▸ **REQUIREMENTS**: Gather, from the listing beneath this task, every line holding the string "Function".

*** MATERIAL SHOWN

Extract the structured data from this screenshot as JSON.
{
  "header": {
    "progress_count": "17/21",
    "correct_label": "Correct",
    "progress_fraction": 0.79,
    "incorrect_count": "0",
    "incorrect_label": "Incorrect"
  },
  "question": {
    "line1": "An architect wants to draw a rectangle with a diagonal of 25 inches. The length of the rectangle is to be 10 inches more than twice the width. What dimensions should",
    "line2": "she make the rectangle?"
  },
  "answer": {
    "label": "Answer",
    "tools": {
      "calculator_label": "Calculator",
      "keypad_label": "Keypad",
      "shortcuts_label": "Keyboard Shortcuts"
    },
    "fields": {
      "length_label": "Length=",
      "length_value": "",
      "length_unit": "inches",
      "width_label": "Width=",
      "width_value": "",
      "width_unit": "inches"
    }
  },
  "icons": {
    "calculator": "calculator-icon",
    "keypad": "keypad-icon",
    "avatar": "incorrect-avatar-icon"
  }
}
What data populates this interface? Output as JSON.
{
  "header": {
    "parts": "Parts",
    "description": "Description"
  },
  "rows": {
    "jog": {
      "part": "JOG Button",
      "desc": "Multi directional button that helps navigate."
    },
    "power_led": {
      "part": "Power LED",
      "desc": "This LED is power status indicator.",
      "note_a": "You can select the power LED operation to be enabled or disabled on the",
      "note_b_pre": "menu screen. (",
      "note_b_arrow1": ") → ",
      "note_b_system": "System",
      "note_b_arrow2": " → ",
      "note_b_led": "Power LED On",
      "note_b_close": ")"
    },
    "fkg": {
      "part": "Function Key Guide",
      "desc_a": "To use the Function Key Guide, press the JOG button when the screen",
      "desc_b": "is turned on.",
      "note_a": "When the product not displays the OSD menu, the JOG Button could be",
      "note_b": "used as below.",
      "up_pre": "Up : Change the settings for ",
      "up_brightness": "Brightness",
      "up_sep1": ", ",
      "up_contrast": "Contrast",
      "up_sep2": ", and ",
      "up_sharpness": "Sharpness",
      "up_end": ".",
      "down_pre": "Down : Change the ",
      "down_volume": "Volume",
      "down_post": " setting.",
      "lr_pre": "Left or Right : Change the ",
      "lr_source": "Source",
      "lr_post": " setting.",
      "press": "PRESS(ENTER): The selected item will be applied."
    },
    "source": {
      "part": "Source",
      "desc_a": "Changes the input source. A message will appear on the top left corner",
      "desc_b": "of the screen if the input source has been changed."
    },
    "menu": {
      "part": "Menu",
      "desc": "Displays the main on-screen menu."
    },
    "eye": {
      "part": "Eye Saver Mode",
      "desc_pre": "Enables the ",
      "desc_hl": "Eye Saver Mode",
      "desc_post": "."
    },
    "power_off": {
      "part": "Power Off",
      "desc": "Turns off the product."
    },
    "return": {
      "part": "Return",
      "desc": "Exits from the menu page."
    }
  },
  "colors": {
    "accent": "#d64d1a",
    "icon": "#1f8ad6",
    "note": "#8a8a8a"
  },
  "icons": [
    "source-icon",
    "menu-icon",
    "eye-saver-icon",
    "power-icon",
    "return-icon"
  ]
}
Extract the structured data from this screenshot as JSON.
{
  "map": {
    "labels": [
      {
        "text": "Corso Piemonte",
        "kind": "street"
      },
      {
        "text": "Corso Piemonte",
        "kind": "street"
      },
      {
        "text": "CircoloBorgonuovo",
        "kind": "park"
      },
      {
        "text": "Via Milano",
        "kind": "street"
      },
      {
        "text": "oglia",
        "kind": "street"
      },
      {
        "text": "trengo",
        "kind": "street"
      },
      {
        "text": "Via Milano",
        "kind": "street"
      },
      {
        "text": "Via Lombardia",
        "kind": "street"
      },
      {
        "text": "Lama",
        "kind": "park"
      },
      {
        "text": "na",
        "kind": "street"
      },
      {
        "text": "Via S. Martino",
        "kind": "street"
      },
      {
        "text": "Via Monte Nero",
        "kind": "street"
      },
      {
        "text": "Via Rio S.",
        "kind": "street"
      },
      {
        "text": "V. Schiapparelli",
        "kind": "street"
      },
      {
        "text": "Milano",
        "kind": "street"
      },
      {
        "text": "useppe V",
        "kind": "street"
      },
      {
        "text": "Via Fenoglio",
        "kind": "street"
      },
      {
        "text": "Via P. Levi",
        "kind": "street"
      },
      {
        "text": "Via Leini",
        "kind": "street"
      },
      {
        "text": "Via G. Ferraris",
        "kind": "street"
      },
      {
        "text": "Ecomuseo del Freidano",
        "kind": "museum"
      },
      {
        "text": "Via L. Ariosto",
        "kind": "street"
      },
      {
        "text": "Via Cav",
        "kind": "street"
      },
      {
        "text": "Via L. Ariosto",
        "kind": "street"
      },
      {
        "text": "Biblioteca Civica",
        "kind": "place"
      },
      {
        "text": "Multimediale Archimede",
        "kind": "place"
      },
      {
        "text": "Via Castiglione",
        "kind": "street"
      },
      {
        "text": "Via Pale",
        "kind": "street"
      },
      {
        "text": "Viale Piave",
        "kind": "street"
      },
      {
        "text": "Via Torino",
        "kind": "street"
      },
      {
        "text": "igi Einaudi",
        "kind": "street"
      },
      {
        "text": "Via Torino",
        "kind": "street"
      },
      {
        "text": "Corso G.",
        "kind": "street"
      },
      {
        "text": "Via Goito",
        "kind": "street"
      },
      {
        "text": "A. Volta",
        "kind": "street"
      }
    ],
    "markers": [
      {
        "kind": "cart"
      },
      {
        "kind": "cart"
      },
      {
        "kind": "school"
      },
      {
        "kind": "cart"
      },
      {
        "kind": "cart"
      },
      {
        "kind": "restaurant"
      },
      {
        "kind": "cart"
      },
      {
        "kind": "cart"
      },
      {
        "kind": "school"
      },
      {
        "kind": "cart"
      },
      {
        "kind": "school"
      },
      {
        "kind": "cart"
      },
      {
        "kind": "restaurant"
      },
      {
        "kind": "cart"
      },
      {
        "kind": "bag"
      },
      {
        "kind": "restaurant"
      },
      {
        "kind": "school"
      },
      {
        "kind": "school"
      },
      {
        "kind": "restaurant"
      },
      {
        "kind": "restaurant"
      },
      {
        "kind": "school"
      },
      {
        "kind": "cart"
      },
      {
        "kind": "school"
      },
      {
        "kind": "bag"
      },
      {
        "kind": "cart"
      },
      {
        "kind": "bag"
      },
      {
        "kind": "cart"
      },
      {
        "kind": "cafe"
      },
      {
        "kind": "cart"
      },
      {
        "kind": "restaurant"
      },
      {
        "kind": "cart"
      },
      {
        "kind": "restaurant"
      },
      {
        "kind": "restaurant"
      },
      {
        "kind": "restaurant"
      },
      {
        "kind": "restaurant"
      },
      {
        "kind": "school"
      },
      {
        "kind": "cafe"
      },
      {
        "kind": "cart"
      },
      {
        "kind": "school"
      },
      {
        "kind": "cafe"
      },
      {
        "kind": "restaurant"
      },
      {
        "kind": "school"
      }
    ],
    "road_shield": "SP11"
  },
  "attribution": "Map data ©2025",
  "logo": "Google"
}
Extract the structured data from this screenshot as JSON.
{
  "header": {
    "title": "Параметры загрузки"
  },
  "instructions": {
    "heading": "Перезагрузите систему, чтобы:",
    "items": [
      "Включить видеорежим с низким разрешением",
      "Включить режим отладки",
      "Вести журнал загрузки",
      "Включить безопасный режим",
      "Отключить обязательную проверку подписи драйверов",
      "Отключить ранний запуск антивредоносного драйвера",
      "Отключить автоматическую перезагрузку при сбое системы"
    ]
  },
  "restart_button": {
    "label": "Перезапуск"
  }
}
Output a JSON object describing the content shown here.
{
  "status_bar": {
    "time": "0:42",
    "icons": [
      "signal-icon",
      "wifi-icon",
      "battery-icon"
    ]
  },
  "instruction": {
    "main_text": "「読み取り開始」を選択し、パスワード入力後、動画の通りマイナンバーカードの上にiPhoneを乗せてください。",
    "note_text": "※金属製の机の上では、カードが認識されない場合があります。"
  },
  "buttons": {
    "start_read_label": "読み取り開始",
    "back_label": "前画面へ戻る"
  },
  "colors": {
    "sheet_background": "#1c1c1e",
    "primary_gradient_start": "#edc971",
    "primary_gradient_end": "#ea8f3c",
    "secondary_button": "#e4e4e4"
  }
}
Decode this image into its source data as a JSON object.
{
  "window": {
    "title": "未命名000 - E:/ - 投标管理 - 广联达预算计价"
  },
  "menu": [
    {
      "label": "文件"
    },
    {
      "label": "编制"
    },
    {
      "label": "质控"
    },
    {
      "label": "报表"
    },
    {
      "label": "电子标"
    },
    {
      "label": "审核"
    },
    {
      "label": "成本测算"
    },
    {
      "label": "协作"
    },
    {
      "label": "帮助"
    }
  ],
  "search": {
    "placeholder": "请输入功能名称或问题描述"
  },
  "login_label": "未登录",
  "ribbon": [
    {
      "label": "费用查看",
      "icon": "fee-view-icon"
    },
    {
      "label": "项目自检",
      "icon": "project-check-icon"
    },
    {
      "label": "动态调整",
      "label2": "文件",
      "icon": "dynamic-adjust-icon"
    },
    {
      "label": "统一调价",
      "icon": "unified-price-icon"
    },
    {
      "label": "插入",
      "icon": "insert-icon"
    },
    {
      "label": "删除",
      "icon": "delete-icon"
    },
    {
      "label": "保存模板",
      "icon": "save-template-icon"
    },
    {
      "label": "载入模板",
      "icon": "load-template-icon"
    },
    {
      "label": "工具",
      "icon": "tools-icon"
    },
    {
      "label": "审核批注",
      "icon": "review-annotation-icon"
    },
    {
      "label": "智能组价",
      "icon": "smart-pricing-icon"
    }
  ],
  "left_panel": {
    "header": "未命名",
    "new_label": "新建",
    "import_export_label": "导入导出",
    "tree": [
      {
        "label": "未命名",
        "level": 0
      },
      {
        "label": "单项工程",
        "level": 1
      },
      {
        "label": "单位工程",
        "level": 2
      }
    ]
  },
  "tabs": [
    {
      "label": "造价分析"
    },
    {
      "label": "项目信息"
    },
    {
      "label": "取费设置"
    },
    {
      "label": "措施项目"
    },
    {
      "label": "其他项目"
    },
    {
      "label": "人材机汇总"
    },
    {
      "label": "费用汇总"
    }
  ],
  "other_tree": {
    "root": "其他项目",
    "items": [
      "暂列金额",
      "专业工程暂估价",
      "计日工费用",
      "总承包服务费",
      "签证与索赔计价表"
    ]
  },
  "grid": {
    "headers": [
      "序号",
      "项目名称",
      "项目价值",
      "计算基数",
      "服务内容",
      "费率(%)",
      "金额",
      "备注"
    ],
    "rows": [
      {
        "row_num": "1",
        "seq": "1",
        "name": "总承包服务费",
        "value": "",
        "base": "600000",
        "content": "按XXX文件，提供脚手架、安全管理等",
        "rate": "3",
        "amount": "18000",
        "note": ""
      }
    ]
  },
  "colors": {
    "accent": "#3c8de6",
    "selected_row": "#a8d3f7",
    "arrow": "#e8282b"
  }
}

******

▸ **ANSWER TO THIS PROBLEM**:
      "part": "Function Key Guide",
      "desc_a": "To use the Function Key Guide, press the JOG button when the screen",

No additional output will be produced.